Instructions to follow:
Scan the lines below for the string "ciliegia" and copy every one that has it.

━━━━━ Supplied records

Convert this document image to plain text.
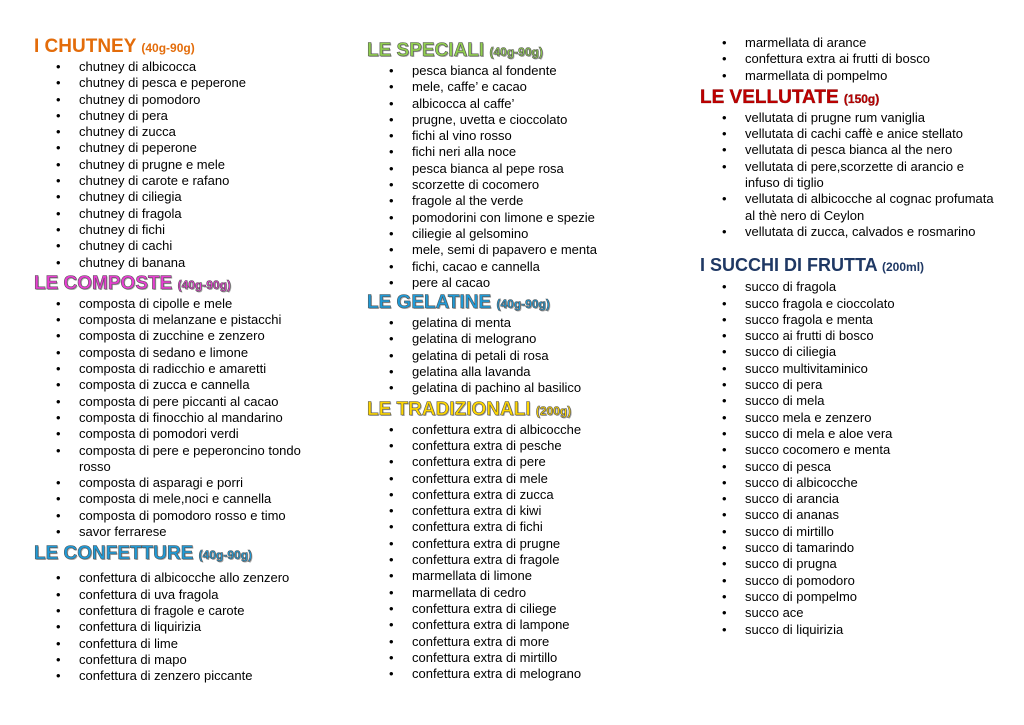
I CHUTNEY (40g-90g)
• chutney di albicocca
• chutney di pesca e peperone
• chutney di pomodoro
• chutney di pera
• chutney di zucca
• chutney di peperone
• chutney di prugne e mele
• chutney di carote e rafano
• chutney di ciliegia
• chutney di fragola
• chutney di fichi
• chutney di cachi
• chutney di banana
LE COMPOSTE (40g-90g)
• composta di cipolle e mele
• composta di melanzane e pistacchi
• composta di zucchine e zenzero
• composta di sedano e limone
• composta di radicchio e amaretti
• composta di zucca e cannella
• composta di pere piccanti al cacao
• composta di finocchio al mandarino
• composta di pomodori verdi
• composta di pere e peperoncino tondo rosso
• composta di asparagi e porri
• composta di mele,noci e cannella
• composta di pomodoro rosso e timo
• savor ferrarese
LE CONFETTURE (40g-90g)
• confettura di albicocche allo zenzero
• confettura di uva fragola
• confettura di fragole e carote
• confettura di liquirizia
• confettura di lime
• confettura di mapo
• confettura di zenzero piccante
LE SPECIALI (40g-90g)
• pesca bianca al fondente
• mele, caffe’ e cacao
• albicocca al caffe’
• prugne, uvetta e cioccolato
• fichi al vino rosso
• fichi neri alla noce
• pesca bianca al pepe rosa
• scorzette di cocomero
• fragole al the verde
• pomodorini con limone e spezie
• ciliegie al gelsomino
• mele, semi di papavero e menta
• fichi, cacao e cannella
• pere al cacao
LE GELATINE (40g-90g)
• gelatina di menta
• gelatina di melograno
• gelatina di petali di rosa
• gelatina alla lavanda
• gelatina di pachino al basilico
LE TRADIZIONALI (200g)
• confettura extra di albicocche
• confettura extra di pesche
• confettura extra di pere
• confettura extra di mele
• confettura extra di zucca
• confettura extra di kiwi
• confettura extra di fichi
• confettura extra di prugne
• confettura extra di fragole
• marmellata di limone
• marmellata di cedro
• confettura extra di ciliege
• confettura extra di lampone
• confettura extra di more
• confettura extra di mirtillo
• confettura extra di melograno
• marmellata di arance
• confettura extra ai frutti di bosco
• marmellata di pompelmo
LE VELLUTATE (150g)
• vellutata di prugne rum vaniglia
• vellutata di cachi caffè e anice stellato
• vellutata di pesca bianca al the nero
• vellutata di pere,scorzette di arancio e infuso di tiglio
• vellutata di albicocche al cognac profumata al thè nero di Ceylon
• vellutata di zucca, calvados e rosmarino
I SUCCHI DI FRUTTA (200ml)
• succo di fragola
• succo fragola e cioccolato
• succo fragola e menta
• succo ai frutti di bosco
• succo di ciliegia
• succo multivitaminico
• succo di pera
• succo di mela
• succo mela e zenzero
• succo di mela e aloe vera
• succo cocomero e menta
• succo di pesca
• succo di albicocche
• succo di arancia
• succo di ananas
• succo di mirtillo
• succo di tamarindo
• succo di prugna
• succo di pomodoro
• succo di pompelmo
• succo ace
• succo di liquirizia
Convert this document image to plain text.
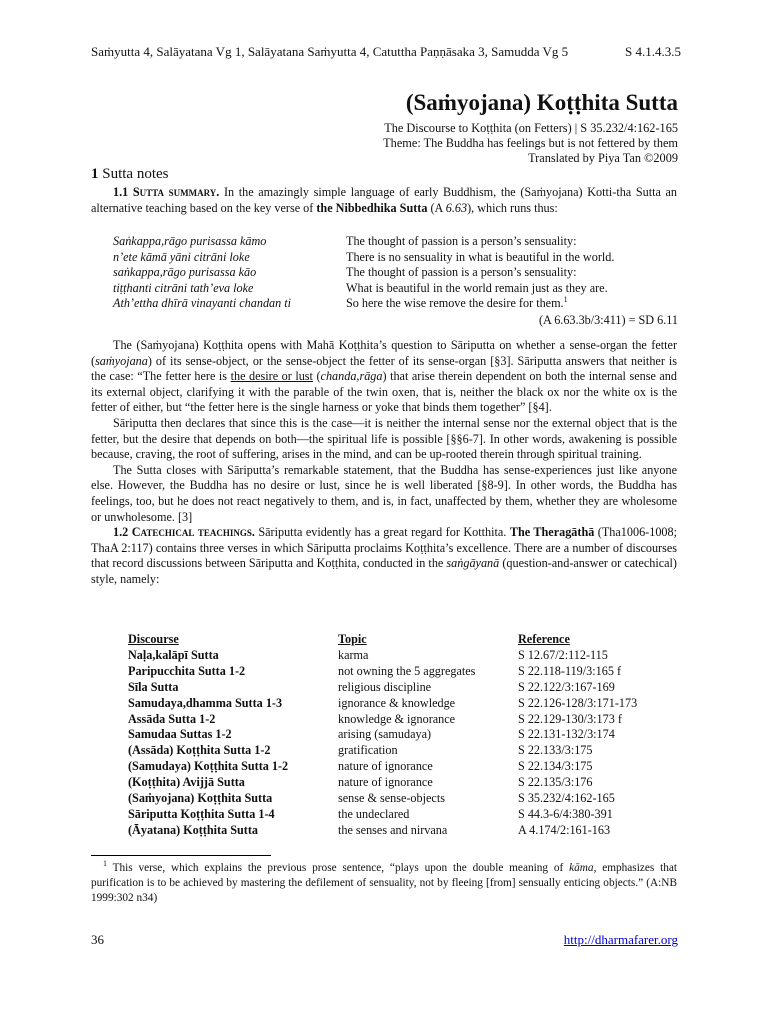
Saṁyutta 4, Salāyatana Vg 1, Salāyatana Saṁyutta 4, Catuttha Paṇṇāsaka 3, Samudda Vg 5	S 4.1.4.3.5
(Saṁyojana) Koṭṭhita Sutta
The Discourse to Koṭṭhita (on Fetters) | S 35.232/4:162-165
Theme: The Buddha has feelings but is not fettered by them
Translated by Piya Tan ©2009
1 Sutta notes

1.1 Sutta summary. In the amazingly simple language of early Buddhism, the (Saṁyojana) Kotti-tha Sutta an alternative teaching based on the key verse of the Nibbedhika Sutta (A 6.63), which runs thus:

Saṅkappa,rāgo purisassa kāmo	The thought of passion is a person’s sensuality:
n’ete kāmā yāni citrāni loke	There is no sensuality in what is beautiful in the world.
saṅkappa,rāgo purisassa kāo	The thought of passion is a person’s sensuality:
tiṭṭhanti citrāni tath’eva loke	What is beautiful in the world remain just as they are.
Ath’ettha dhīrā vinayanti chandan ti	So here the wise remove the desire for them.$^1$
(A 6.63.3b/3:411) = SD 6.11

The (Saṁyojana) Koṭṭhita opens with Mahā Koṭṭhita’s question to Sāriputta on whether a sense-organ the fetter (saṁyojana) of its sense-object, or the sense-object the fetter of its sense-organ [§3]. Sāriputta answers that neither is the case: “The fetter here is the desire or lust (chanda,rāga) that arise therein dependent on both the internal sense and its external object, clarifying it with the parable of the twin oxen, that is, neither the black ox nor the white ox is the fetter of either, but “the fetter here is the single harness or yoke that binds them together” [§4].

Sāriputta then declares that since this is the case—it is neither the internal sense nor the external object that is the fetter, but the desire that depends on both—the spiritual life is possible [§§6-7]. In other words, awakening is possible because, craving, the root of suffering, arises in the mind, and can be up-rooted therein through spiritual training.

The Sutta closes with Sāriputta’s remarkable statement, that the Buddha has sense-experiences just like anyone else. However, the Buddha has no desire or lust, since he is well liberated [§8-9]. In other words, the Buddha has feelings, too, but he does not react negatively to them, and is, in fact, unaffected by them, whether they are wholesome or unwholesome. [3]

1.2 Catechical teachings. Sāriputta evidently has a great regard for Kotthita. The Theragāthā (Tha1006-1008; ThaA 2:117) contains three verses in which Sāriputta proclaims Koṭṭhita’s excellence. There are a number of discourses that record discussions between Sāriputta and Koṭṭhita, conducted in the saṅgāyanā (question-and-answer or catechical) style, namely:

Discourse	Topic	Reference
Naḷa,kalāpī Sutta	karma	S 12.67/2:112-115
Paripucchita Sutta 1-2	not owning the 5 aggregates	S 22.118-119/3:165 f
Sīla Sutta	religious discipline	S 22.122/3:167-169
Samudaya,dhamma Sutta 1-3	ignorance & knowledge	S 22.126-128/3:171-173
Assāda Sutta 1-2	knowledge & ignorance	S 22.129-130/3:173 f
Samudaa Suttas 1-2	arising (samudaya)	S 22.131-132/3:174
(Assāda) Koṭṭhita Sutta 1-2	gratification	S 22.133/3:175
(Samudaya) Koṭṭhita Sutta 1-2	nature of ignorance	S 22.134/3:175
(Koṭṭhita) Avijjā Sutta	nature of ignorance	S 22.135/3:176
(Saṁyojana) Koṭṭhita Sutta	sense & sense-objects	S 35.232/4:162-165
Sāriputta Koṭṭhita Sutta 1-4	the undeclared	S 44.3-6/4:380-391
(Āyatana) Koṭṭhita Sutta	the senses and nirvana	A 4.174/2:161-163
$^1$ This verse, which explains the previous prose sentence, “plays upon the double meaning of kāma, emphasizes that purification is to be achieved by mastering the defilement of sensuality, not by fleeing [from] sensually enticing objects.” (A:NB 1999:302 n34)
36	http://dharmafarer.org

━━━━━━━━━━

Correct response:
• chutney di ciliegia
• succo di ciliegia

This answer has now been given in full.